__Your instructions__
Show every line of the records below that contains the word "объема".

__Task material__
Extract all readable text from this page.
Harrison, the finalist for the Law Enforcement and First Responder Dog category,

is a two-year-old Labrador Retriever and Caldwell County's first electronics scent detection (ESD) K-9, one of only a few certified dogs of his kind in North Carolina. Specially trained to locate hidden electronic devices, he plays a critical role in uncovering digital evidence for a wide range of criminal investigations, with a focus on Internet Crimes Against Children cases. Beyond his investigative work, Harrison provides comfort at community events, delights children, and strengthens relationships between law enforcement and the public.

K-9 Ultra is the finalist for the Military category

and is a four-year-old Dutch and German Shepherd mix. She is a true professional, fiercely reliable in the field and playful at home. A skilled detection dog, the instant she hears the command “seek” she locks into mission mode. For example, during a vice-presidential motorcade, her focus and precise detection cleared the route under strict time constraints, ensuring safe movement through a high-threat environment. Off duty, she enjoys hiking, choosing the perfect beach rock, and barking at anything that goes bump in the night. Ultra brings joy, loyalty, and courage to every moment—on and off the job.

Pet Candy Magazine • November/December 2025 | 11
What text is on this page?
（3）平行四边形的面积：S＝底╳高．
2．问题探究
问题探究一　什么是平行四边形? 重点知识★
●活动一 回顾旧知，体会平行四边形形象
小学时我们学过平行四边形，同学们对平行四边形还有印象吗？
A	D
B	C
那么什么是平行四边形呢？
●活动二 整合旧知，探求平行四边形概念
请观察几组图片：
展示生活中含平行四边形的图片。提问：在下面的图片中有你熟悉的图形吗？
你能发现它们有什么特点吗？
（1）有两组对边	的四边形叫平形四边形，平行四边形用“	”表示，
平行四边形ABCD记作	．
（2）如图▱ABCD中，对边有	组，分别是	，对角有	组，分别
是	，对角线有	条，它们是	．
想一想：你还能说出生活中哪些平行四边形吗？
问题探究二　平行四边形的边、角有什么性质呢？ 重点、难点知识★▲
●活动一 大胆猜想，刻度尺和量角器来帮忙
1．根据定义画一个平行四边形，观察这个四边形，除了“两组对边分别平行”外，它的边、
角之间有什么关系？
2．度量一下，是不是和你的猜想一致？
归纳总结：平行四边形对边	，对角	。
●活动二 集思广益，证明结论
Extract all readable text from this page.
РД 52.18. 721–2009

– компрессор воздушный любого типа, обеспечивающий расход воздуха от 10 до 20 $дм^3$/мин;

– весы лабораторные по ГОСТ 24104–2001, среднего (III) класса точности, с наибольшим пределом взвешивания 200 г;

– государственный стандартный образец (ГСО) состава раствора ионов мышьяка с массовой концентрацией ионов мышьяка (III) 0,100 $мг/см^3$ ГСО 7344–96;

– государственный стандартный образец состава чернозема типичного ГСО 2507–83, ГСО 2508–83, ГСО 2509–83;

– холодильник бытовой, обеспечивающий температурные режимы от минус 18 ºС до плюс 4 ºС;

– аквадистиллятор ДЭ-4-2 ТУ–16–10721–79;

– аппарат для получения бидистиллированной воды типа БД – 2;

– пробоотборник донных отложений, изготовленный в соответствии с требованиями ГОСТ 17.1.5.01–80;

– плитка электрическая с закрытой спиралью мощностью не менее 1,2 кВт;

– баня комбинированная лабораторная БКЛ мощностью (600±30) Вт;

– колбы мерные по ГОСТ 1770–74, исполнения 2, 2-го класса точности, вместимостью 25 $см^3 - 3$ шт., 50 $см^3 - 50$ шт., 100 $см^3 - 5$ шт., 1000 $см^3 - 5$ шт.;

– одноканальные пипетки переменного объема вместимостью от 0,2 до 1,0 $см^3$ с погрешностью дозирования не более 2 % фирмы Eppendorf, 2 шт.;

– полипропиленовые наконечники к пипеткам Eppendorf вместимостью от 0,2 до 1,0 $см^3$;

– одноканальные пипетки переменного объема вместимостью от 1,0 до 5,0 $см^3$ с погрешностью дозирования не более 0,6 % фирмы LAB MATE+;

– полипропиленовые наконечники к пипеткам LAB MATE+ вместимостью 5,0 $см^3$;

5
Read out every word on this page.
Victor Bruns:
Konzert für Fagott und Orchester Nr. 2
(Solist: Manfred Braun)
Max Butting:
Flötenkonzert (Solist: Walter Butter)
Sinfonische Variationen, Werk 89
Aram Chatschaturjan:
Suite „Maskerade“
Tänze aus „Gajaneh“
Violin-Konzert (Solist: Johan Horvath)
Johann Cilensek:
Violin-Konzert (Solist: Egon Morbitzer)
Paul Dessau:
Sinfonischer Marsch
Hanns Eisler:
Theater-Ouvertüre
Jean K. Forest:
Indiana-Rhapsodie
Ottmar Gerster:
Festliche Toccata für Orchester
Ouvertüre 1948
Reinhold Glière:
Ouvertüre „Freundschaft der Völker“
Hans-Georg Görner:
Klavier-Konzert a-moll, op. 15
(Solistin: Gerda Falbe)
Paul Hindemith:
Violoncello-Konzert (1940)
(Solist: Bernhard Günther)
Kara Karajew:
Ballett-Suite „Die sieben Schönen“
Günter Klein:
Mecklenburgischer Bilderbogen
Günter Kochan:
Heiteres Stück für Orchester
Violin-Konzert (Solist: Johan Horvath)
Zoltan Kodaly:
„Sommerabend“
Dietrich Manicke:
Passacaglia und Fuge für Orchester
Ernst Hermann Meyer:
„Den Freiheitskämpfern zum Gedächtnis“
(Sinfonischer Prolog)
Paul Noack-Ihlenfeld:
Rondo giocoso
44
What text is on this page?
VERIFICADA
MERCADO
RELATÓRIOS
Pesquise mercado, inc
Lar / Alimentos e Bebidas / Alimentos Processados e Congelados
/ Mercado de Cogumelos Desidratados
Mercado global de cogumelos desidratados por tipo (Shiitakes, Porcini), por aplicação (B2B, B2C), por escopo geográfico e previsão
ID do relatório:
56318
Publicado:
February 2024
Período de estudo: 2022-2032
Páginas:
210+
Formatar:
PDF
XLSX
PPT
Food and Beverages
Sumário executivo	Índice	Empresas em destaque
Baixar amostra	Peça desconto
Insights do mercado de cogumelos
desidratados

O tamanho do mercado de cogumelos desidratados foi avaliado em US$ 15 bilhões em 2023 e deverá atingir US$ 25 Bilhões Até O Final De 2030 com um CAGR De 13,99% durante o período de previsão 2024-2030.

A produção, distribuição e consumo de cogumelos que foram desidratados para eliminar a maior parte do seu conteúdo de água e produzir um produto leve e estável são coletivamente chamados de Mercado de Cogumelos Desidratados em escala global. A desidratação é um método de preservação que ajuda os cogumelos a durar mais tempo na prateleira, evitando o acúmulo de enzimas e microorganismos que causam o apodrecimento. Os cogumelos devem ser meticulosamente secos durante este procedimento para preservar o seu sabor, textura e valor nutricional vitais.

__Response to the exercise__
– одноканальные пипетки переменного объема вместимостью от 0,2 до 1,0 $см^3$ с погрешностью дозирования не более 2 % фирмы Eppendorf, 2 шт.;
– одноканальные пипетки переменного объема вместимостью от 1,0 до 5,0 $см^3$ с погрешностью дозирования не более 0,6 % фирмы LAB MATE+;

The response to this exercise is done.